Problem to solve:
Once you have checked each line below, report only the number of lines that contain the word "Mail".

Transcript data for document pages:
-- -- --
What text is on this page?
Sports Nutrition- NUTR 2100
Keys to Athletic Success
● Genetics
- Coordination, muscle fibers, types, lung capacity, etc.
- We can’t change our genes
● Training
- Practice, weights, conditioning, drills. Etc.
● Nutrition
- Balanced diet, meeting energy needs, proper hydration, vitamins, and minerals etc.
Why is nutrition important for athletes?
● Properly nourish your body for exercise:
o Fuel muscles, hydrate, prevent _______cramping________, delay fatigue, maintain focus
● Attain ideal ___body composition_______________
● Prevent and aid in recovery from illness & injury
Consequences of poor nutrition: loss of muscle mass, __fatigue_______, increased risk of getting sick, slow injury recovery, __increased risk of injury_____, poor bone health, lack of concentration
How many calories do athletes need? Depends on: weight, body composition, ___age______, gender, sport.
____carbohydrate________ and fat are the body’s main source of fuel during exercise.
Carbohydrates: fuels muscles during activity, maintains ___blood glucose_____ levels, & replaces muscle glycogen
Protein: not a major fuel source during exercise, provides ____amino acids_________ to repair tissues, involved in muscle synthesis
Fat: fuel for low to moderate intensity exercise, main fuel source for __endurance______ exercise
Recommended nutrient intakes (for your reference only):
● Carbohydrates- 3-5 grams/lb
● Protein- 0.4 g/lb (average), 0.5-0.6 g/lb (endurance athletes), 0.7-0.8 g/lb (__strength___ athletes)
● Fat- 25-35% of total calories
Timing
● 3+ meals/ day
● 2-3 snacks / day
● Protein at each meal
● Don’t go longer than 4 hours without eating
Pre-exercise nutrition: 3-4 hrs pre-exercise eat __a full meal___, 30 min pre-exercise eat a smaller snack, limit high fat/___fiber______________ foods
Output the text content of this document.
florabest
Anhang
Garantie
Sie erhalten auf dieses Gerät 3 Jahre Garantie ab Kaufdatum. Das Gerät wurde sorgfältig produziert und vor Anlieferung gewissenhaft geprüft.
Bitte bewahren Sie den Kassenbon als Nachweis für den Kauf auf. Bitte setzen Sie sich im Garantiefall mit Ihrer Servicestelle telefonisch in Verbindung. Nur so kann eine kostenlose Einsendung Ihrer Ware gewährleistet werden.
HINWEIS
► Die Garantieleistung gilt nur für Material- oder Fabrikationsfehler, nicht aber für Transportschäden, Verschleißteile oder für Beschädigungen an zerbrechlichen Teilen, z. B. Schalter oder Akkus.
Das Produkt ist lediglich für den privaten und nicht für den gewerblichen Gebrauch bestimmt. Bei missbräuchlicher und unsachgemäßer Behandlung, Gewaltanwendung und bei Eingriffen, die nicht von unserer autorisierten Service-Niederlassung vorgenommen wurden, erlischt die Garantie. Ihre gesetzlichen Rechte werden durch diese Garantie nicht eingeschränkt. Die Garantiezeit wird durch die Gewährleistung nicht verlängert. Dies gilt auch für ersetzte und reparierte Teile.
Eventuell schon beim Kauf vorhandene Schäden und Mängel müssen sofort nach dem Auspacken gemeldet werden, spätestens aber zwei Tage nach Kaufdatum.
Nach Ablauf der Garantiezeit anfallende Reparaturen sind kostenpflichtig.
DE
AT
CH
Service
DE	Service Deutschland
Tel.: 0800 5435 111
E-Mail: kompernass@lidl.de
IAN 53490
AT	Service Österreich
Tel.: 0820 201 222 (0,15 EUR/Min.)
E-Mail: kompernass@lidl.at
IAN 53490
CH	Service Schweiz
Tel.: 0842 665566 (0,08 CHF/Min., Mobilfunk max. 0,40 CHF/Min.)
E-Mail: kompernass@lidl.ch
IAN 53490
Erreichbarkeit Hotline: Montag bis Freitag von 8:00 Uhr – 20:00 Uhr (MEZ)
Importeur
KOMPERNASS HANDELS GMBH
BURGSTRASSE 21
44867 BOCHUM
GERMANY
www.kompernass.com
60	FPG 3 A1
-- -- --
Your response:
3